— Task brief —
Every line of the material is to be quoted verbatim, minus the pictures.

— Records shown —

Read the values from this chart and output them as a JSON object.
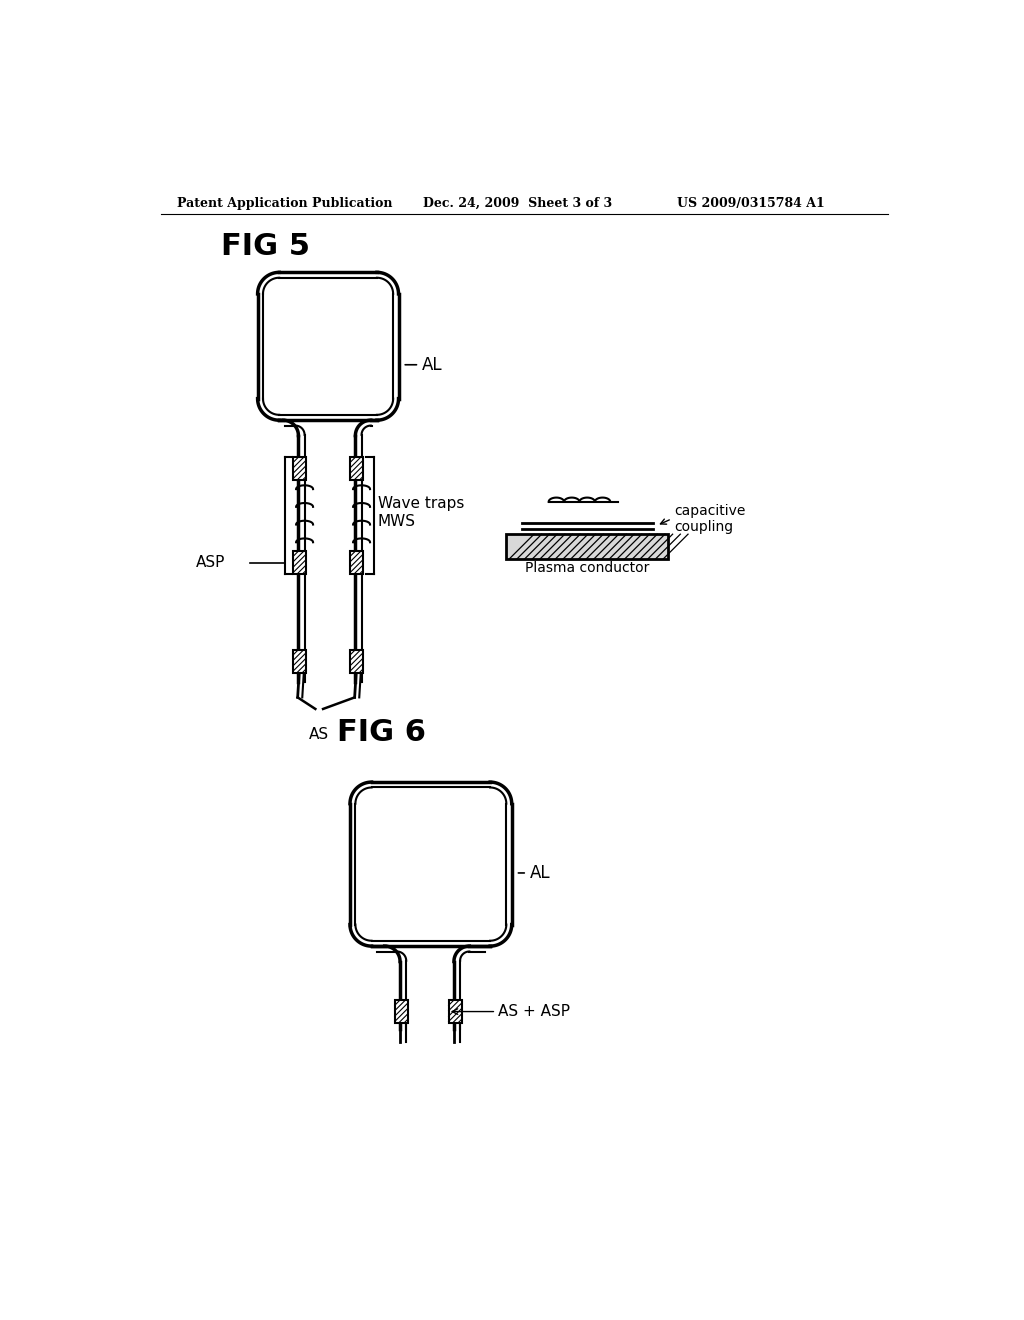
{
  "background_color": "#ffffff",
  "header_left": "Patent Application Publication",
  "header_center": "Dec. 24, 2009  Sheet 3 of 3",
  "header_right": "US 2009/0315784 A1",
  "fig5_label": "FIG 5",
  "fig6_label": "FIG 6",
  "label_AL_fig5": "AL",
  "label_AL_fig6": "AL",
  "label_ASP": "ASP",
  "label_AS": "AS",
  "label_wave_traps": "Wave traps\nMWS",
  "label_capacitive": "capacitive\ncoupling",
  "label_plasma": "Plasma conductor",
  "label_AS_ASP": "AS + ASP"
}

— Full output —
Read the values from this chart and output them as a JSON object.
{
  "background_color": "#ffffff",
  "header_left": "Patent Application Publication",
  "header_center": "Dec. 24, 2009  Sheet 3 of 3",
  "header_right": "US 2009/0315784 A1",
  "fig5_label": "FIG 5",
  "fig6_label": "FIG 6",
  "label_AL_fig5": "AL",
  "label_AL_fig6": "AL",
  "label_ASP": "ASP",
  "label_AS": "AS",
  "label_wave_traps": "Wave traps\nMWS",
  "label_capacitive": "capacitive\ncoupling",
  "label_plasma": "Plasma conductor",
  "label_AS_ASP": "AS + ASP"
}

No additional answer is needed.